(Data listing)

──────────────────────────────

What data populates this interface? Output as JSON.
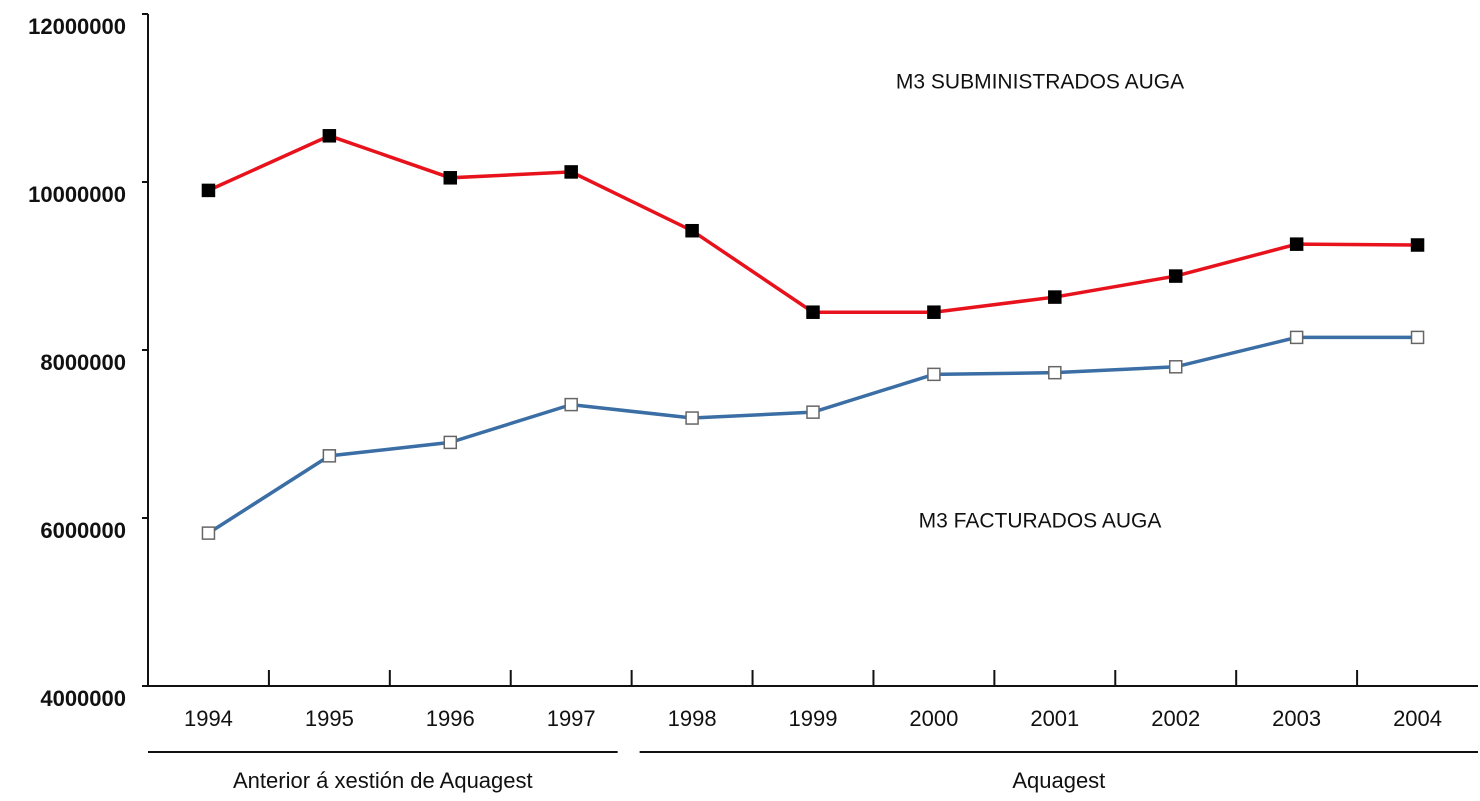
{
  "chart_data": {
    "type": "line",
    "categories": [
      "1994",
      "1995",
      "1996",
      "1997",
      "1998",
      "1999",
      "2000",
      "2001",
      "2002",
      "2003",
      "2004"
    ],
    "series": [
      {
        "name": "M3 SUBMINISTRADOS AUGA",
        "color": "#e8121c",
        "marker": "filled",
        "values": [
          9900000,
          10550000,
          10050000,
          10120000,
          9420000,
          8450000,
          8450000,
          8630000,
          8880000,
          9260000,
          9250000
        ]
      },
      {
        "name": "M3 FACTURADOS AUGA",
        "color": "#3a6ea5",
        "marker": "hollow",
        "values": [
          5820000,
          6740000,
          6900000,
          7350000,
          7190000,
          7260000,
          7710000,
          7730000,
          7800000,
          8150000,
          8150000
        ]
      }
    ],
    "ylim": [
      4000000,
      12000000
    ],
    "yticks": [
      4000000,
      6000000,
      8000000,
      10000000,
      12000000
    ],
    "groups": [
      {
        "label": "Anterior á xestión de Aquagest",
        "span": [
          "1994",
          "1997"
        ]
      },
      {
        "label": "Aquagest",
        "span": [
          "1998",
          "2004"
        ]
      }
    ],
    "grid": false
  }
}
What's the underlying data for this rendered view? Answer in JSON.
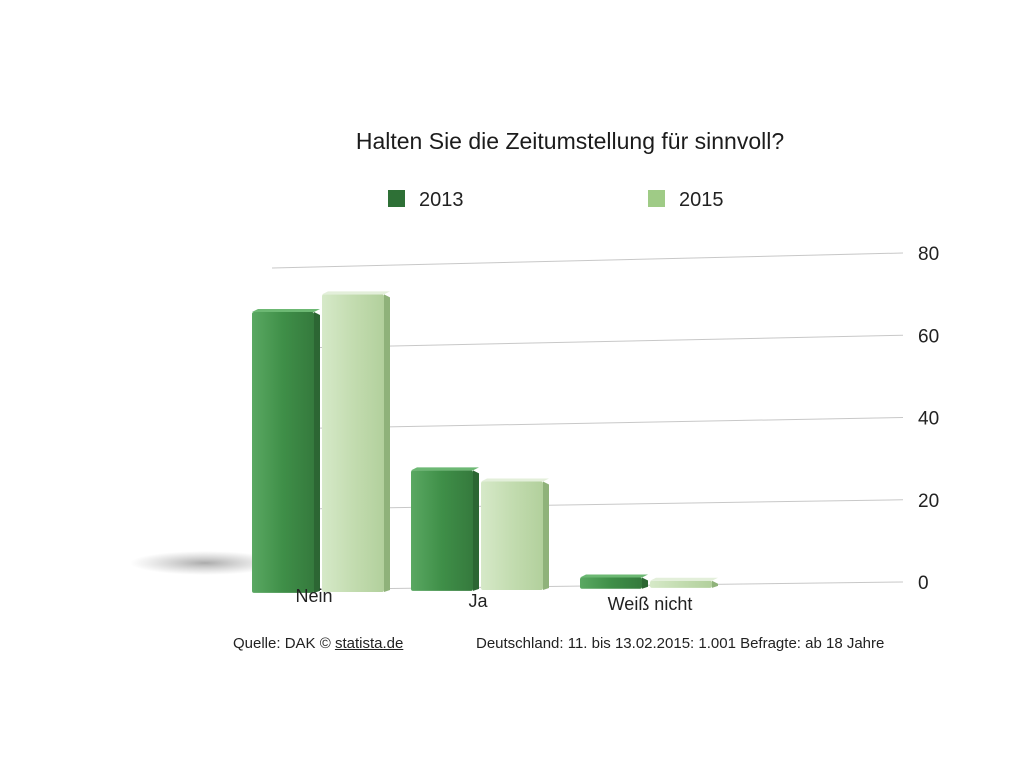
{
  "chart_data": {
    "type": "bar",
    "title": "Halten Sie die Zeitumstellung für sinnvoll?",
    "categories": [
      "Nein",
      "Ja",
      "Weiß nicht"
    ],
    "series": [
      {
        "name": "2013",
        "values": [
          69,
          29,
          2
        ],
        "color": "#3f8f48"
      },
      {
        "name": "2015",
        "values": [
          73,
          26,
          1
        ],
        "color": "#c3dcb0"
      }
    ],
    "ylim": [
      0,
      80
    ],
    "yticks": [
      "0",
      "20",
      "40",
      "60",
      "80"
    ],
    "ytick_values": [
      0,
      20,
      40,
      60,
      80
    ],
    "y_axis_side": "right",
    "grid": true,
    "legend_position": "top",
    "xlabel": "",
    "ylabel": ""
  },
  "legend_swatch_colors": {
    "2013": "#2e7036",
    "2015": "#9fcb86"
  },
  "footer": {
    "source_prefix": "Quelle: DAK ©",
    "source_link": "statista.de",
    "survey_note": "Deutschland: 11. bis 13.02.2015: 1.001 Befragte: ab 18 Jahre"
  }
}
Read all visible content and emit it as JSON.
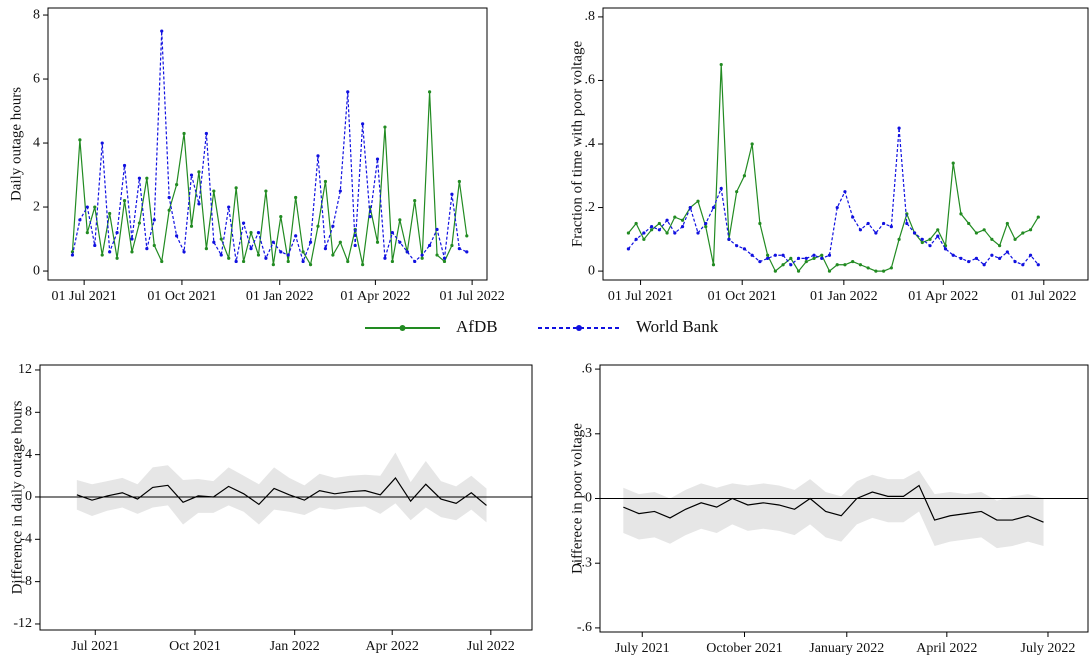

──────────────────────────────

Transcribe the whole listing exactly. Pictures stay out of your copy.

What data populates this interface? Output as JSON.
{
  "chart_data": {
    "type": "line",
    "categories": [
      "1994",
      "1995",
      "1996",
      "1997",
      "1998",
      "1999",
      "2000",
      "2001",
      "2002",
      "2003",
      "2004"
    ],
    "series": [
      {
        "name": "M3 SUBMINISTRADOS AUGA",
        "color": "#e8121c",
        "marker": "filled",
        "values": [
          9900000,
          10550000,
          10050000,
          10120000,
          9420000,
          8450000,
          8450000,
          8630000,
          8880000,
          9260000,
          9250000
        ]
      },
      {
        "name": "M3 FACTURADOS AUGA",
        "color": "#3a6ea5",
        "marker": "hollow",
        "values": [
          5820000,
          6740000,
          6900000,
          7350000,
          7190000,
          7260000,
          7710000,
          7730000,
          7800000,
          8150000,
          8150000
        ]
      }
    ],
    "ylim": [
      4000000,
      12000000
    ],
    "yticks": [
      4000000,
      6000000,
      8000000,
      10000000,
      12000000
    ],
    "groups": [
      {
        "label": "Anterior á xestión de Aquagest",
        "span": [
          "1994",
          "1997"
        ]
      },
      {
        "label": "Aquagest",
        "span": [
          "1998",
          "2004"
        ]
      }
    ],
    "grid": false
  }
}
What's the underlying data for this rendered view? Answer in JSON.
{
  "chart_data": {
    "type": "bar",
    "title": "Halten Sie die Zeitumstellung für sinnvoll?",
    "categories": [
      "Nein",
      "Ja",
      "Weiß nicht"
    ],
    "series": [
      {
        "name": "2013",
        "values": [
          69,
          29,
          2
        ],
        "color": "#3f8f48"
      },
      {
        "name": "2015",
        "values": [
          73,
          26,
          1
        ],
        "color": "#c3dcb0"
      }
    ],
    "ylim": [
      0,
      80
    ],
    "yticks": [
      "0",
      "20",
      "40",
      "60",
      "80"
    ],
    "ytick_values": [
      0,
      20,
      40,
      60,
      80
    ],
    "y_axis_side": "right",
    "grid": true,
    "legend_position": "top",
    "xlabel": "",
    "ylabel": ""
  },
  "legend_swatch_colors": {
    "2013": "#2e7036",
    "2015": "#9fcb86"
  },
  "footer": {
    "source_prefix": "Quelle: DAK ©",
    "source_link": "statista.de",
    "survey_note": "Deutschland: 11. bis 13.02.2015: 1.001 Befragte: ab 18 Jahre"
  }
}
Read all visible content and emit it as JSON.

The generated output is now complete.